**Task brief:** Output each entry exactly; skip nothing.

[Recorded data]
======

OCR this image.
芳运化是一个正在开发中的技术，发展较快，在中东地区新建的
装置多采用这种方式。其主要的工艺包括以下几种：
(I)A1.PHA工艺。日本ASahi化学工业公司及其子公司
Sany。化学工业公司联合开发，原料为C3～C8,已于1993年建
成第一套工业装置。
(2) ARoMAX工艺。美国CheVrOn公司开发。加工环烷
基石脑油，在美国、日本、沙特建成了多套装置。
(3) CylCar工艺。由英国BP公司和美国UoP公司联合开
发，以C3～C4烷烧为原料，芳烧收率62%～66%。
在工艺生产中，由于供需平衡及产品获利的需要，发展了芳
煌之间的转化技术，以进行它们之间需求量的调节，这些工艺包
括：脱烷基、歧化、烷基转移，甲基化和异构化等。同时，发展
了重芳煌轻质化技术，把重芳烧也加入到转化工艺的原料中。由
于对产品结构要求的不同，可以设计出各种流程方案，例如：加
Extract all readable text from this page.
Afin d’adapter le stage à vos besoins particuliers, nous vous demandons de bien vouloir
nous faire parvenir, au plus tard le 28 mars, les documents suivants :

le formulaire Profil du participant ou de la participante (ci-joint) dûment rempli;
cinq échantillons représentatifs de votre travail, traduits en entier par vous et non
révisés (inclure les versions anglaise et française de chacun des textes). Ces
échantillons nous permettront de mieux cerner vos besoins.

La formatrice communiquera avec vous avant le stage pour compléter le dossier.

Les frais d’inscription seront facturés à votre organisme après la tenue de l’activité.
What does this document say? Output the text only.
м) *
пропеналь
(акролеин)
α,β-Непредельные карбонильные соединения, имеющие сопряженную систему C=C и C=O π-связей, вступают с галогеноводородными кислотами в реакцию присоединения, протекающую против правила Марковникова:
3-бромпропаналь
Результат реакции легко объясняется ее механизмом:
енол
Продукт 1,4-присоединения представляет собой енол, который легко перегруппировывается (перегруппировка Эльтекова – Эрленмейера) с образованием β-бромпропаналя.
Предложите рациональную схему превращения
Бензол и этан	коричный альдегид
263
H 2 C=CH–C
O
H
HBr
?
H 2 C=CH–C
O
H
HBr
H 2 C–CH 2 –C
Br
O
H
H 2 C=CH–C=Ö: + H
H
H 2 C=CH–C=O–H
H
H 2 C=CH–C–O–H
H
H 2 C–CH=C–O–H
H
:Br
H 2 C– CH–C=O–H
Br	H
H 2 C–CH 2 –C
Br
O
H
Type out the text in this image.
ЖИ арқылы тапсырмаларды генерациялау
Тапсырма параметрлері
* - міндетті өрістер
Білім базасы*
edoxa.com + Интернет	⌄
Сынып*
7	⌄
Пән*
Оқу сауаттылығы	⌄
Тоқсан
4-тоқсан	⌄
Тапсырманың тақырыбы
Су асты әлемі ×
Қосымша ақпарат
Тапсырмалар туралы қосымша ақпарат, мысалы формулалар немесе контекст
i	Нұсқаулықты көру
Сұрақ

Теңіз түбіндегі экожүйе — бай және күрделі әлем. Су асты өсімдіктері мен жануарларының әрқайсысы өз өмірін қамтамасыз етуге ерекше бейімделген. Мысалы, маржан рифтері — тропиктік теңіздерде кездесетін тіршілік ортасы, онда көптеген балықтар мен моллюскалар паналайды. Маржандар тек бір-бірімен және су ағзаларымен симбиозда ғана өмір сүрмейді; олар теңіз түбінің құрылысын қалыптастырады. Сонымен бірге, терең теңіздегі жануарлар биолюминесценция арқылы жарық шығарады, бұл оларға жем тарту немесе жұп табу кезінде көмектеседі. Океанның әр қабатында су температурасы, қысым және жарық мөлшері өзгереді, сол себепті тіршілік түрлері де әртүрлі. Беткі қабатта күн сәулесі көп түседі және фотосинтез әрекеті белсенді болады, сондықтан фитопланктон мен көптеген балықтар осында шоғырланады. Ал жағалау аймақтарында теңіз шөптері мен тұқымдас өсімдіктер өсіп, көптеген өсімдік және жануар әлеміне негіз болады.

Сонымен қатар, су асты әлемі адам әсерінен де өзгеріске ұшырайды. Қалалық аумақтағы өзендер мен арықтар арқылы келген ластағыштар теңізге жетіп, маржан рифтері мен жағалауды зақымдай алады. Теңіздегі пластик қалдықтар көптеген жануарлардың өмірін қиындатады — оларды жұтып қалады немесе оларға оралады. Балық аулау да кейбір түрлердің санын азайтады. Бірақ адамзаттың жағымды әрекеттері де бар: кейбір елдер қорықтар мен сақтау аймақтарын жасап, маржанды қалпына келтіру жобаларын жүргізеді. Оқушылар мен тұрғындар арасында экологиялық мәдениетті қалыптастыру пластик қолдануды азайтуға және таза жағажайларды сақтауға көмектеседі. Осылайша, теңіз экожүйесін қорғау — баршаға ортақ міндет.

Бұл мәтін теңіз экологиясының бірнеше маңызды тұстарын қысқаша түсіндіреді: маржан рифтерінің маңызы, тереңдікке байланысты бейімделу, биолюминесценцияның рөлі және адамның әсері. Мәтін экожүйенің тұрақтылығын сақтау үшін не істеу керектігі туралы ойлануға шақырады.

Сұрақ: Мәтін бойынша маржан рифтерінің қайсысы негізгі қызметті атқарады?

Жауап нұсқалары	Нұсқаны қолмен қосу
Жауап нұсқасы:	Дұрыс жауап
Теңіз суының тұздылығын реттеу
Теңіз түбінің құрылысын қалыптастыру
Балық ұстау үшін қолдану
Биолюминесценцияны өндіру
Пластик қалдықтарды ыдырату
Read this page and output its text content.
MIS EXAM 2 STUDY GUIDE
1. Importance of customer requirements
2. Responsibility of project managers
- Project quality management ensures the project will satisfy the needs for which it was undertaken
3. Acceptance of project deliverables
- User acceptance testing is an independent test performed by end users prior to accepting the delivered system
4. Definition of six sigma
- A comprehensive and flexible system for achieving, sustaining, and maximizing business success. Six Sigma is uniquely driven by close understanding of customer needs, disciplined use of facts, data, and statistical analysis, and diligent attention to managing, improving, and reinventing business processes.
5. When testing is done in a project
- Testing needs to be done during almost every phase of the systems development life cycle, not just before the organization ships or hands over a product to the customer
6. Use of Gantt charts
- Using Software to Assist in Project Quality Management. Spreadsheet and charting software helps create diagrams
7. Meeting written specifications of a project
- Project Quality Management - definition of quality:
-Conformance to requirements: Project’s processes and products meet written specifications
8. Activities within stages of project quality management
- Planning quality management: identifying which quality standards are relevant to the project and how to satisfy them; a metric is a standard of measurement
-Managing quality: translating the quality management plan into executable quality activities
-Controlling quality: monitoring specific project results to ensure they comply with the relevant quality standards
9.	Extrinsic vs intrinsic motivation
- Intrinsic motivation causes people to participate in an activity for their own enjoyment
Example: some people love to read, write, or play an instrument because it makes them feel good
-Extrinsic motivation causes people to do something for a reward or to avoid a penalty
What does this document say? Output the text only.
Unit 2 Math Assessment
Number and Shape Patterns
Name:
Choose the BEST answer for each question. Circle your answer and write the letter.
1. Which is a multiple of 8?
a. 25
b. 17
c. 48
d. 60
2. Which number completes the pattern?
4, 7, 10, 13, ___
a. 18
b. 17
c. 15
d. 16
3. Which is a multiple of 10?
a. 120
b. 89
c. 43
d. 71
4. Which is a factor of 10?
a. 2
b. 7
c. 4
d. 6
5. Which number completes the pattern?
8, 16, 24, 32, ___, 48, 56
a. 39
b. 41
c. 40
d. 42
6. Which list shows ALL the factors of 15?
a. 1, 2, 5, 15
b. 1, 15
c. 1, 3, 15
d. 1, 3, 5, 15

======

**Response to the task:**
OCR this image.
芳运化是一个正在开发中的技术，发展较快，在中东地区新建的
装置多采用这种方式。其主要的工艺包括以下几种：
(I)A1.PHA工艺。日本ASahi化学工业公司及其子公司
Sany。化学工业公司联合开发，原料为C3～C8,已于1993年建
成第一套工业装置。
(2) ARoMAX工艺。美国CheVrOn公司开发。加工环烷
基石脑油，在美国、日本、沙特建成了多套装置。
(3) CylCar工艺。由英国BP公司和美国UoP公司联合开
发，以C3～C4烷烧为原料，芳烧收率62%～66%。
在工艺生产中，由于供需平衡及产品获利的需要，发展了芳
煌之间的转化技术，以进行它们之间需求量的调节，这些工艺包
括：脱烷基、歧化、烷基转移，甲基化和异构化等。同时，发展
了重芳煌轻质化技术，把重芳烧也加入到转化工艺的原料中。由
于对产品结构要求的不同，可以设计出各种流程方案，例如：加
Extract all readable text from this page.
Afin d’adapter le stage à vos besoins particuliers, nous vous demandons de bien vouloir
nous faire parvenir, au plus tard le 28 mars, les documents suivants :

le formulaire Profil du participant ou de la participante (ci-joint) dûment rempli;
cinq échantillons représentatifs de votre travail, traduits en entier par vous et non
révisés (inclure les versions anglaise et française de chacun des textes). Ces
échantillons nous permettront de mieux cerner vos besoins.

La formatrice communiquera avec vous avant le stage pour compléter le dossier.

Les frais d’inscription seront facturés à votre organisme après la tenue de l’activité.
What does this document say? Output the text only.
м) *
пропеналь
(акролеин)
α,β-Непредельные карбонильные соединения, имеющие сопряженную систему C=C и C=O π-связей, вступают с галогеноводородными кислотами в реакцию присоединения, протекающую против правила Марковникова:
3-бромпропаналь
Результат реакции легко объясняется ее механизмом:
енол
Продукт 1,4-присоединения представляет собой енол, который легко перегруппировывается (перегруппировка Эльтекова – Эрленмейера) с образованием β-бромпропаналя.
Предложите рациональную схему превращения
Бензол и этан	коричный альдегид
263
H 2 C=CH–C
O
H
HBr
?
H 2 C=CH–C
O
H
HBr
H 2 C–CH 2 –C
Br
O
H
H 2 C=CH–C=Ö: + H
H
H 2 C=CH–C=O–H
H
H 2 C=CH–C–O–H
H
H 2 C–CH=C–O–H
H
:Br
H 2 C– CH–C=O–H
Br	H
H 2 C–CH 2 –C
Br
O
H
Type out the text in this image.
ЖИ арқылы тапсырмаларды генерациялау
Тапсырма параметрлері
* - міндетті өрістер
Білім базасы*
edoxa.com + Интернет	⌄
Сынып*
7	⌄
Пән*
Оқу сауаттылығы	⌄
Тоқсан
4-тоқсан	⌄
Тапсырманың тақырыбы
Су асты әлемі ×
Қосымша ақпарат
Тапсырмалар туралы қосымша ақпарат, мысалы формулалар немесе контекст
i	Нұсқаулықты көру
Сұрақ

Теңіз түбіндегі экожүйе — бай және күрделі әлем. Су асты өсімдіктері мен жануарларының әрқайсысы өз өмірін қамтамасыз етуге ерекше бейімделген. Мысалы, маржан рифтері — тропиктік теңіздерде кездесетін тіршілік ортасы, онда көптеген балықтар мен моллюскалар паналайды. Маржандар тек бір-бірімен және су ағзаларымен симбиозда ғана өмір сүрмейді; олар теңіз түбінің құрылысын қалыптастырады. Сонымен бірге, терең теңіздегі жануарлар биолюминесценция арқылы жарық шығарады, бұл оларға жем тарту немесе жұп табу кезінде көмектеседі. Океанның әр қабатында су температурасы, қысым және жарық мөлшері өзгереді, сол себепті тіршілік түрлері де әртүрлі. Беткі қабатта күн сәулесі көп түседі және фотосинтез әрекеті белсенді болады, сондықтан фитопланктон мен көптеген балықтар осында шоғырланады. Ал жағалау аймақтарында теңіз шөптері мен тұқымдас өсімдіктер өсіп, көптеген өсімдік және жануар әлеміне негіз болады.

Сонымен қатар, су асты әлемі адам әсерінен де өзгеріске ұшырайды. Қалалық аумақтағы өзендер мен арықтар арқылы келген ластағыштар теңізге жетіп, маржан рифтері мен жағалауды зақымдай алады. Теңіздегі пластик қалдықтар көптеген жануарлардың өмірін қиындатады — оларды жұтып қалады немесе оларға оралады. Балық аулау да кейбір түрлердің санын азайтады. Бірақ адамзаттың жағымды әрекеттері де бар: кейбір елдер қорықтар мен сақтау аймақтарын жасап, маржанды қалпына келтіру жобаларын жүргізеді. Оқушылар мен тұрғындар арасында экологиялық мәдениетті қалыптастыру пластик қолдануды азайтуға және таза жағажайларды сақтауға көмектеседі. Осылайша, теңіз экожүйесін қорғау — баршаға ортақ міндет.

Бұл мәтін теңіз экологиясының бірнеше маңызды тұстарын қысқаша түсіндіреді: маржан рифтерінің маңызы, тереңдікке байланысты бейімделу, биолюминесценцияның рөлі және адамның әсері. Мәтін экожүйенің тұрақтылығын сақтау үшін не істеу керектігі туралы ойлануға шақырады.

Сұрақ: Мәтін бойынша маржан рифтерінің қайсысы негізгі қызметті атқарады?

Жауап нұсқалары	Нұсқаны қолмен қосу
Жауап нұсқасы:	Дұрыс жауап
Теңіз суының тұздылығын реттеу
Теңіз түбінің құрылысын қалыптастыру
Балық ұстау үшін қолдану
Биолюминесценцияны өндіру
Пластик қалдықтарды ыдырату
Read this page and output its text content.
MIS EXAM 2 STUDY GUIDE
1. Importance of customer requirements
2. Responsibility of project managers
- Project quality management ensures the project will satisfy the needs for which it was undertaken
3. Acceptance of project deliverables
- User acceptance testing is an independent test performed by end users prior to accepting the delivered system
4. Definition of six sigma
- A comprehensive and flexible system for achieving, sustaining, and maximizing business success. Six Sigma is uniquely driven by close understanding of customer needs, disciplined use of facts, data, and statistical analysis, and diligent attention to managing, improving, and reinventing business processes.
5. When testing is done in a project
- Testing needs to be done during almost every phase of the systems development life cycle, not just before the organization ships or hands over a product to the customer
6. Use of Gantt charts
- Using Software to Assist in Project Quality Management. Spreadsheet and charting software helps create diagrams
7. Meeting written specifications of a project
- Project Quality Management - definition of quality:
-Conformance to requirements: Project’s processes and products meet written specifications
8. Activities within stages of project quality management
- Planning quality management: identifying which quality standards are relevant to the project and how to satisfy them; a metric is a standard of measurement
-Managing quality: translating the quality management plan into executable quality activities
-Controlling quality: monitoring specific project results to ensure they comply with the relevant quality standards
9.	Extrinsic vs intrinsic motivation
- Intrinsic motivation causes people to participate in an activity for their own enjoyment
Example: some people love to read, write, or play an instrument because it makes them feel good
-Extrinsic motivation causes people to do something for a reward or to avoid a penalty
What does this document say? Output the text only.
Unit 2 Math Assessment
Number and Shape Patterns
Name:
Choose the BEST answer for each question. Circle your answer and write the letter.
1. Which is a multiple of 8?
a. 25
b. 17
c. 48
d. 60
2. Which number completes the pattern?
4, 7, 10, 13, ___
a. 18
b. 17
c. 15
d. 16
3. Which is a multiple of 10?
a. 120
b. 89
c. 43
d. 71
4. Which is a factor of 10?
a. 2
b. 7
c. 4
d. 6
5. Which number completes the pattern?
8, 16, 24, 32, ___, 48, 56
a. 39
b. 41
c. 40
d. 42
6. Which list shows ALL the factors of 15?
a. 1, 2, 5, 15
b. 1, 15
c. 1, 3, 15
d. 1, 3, 5, 15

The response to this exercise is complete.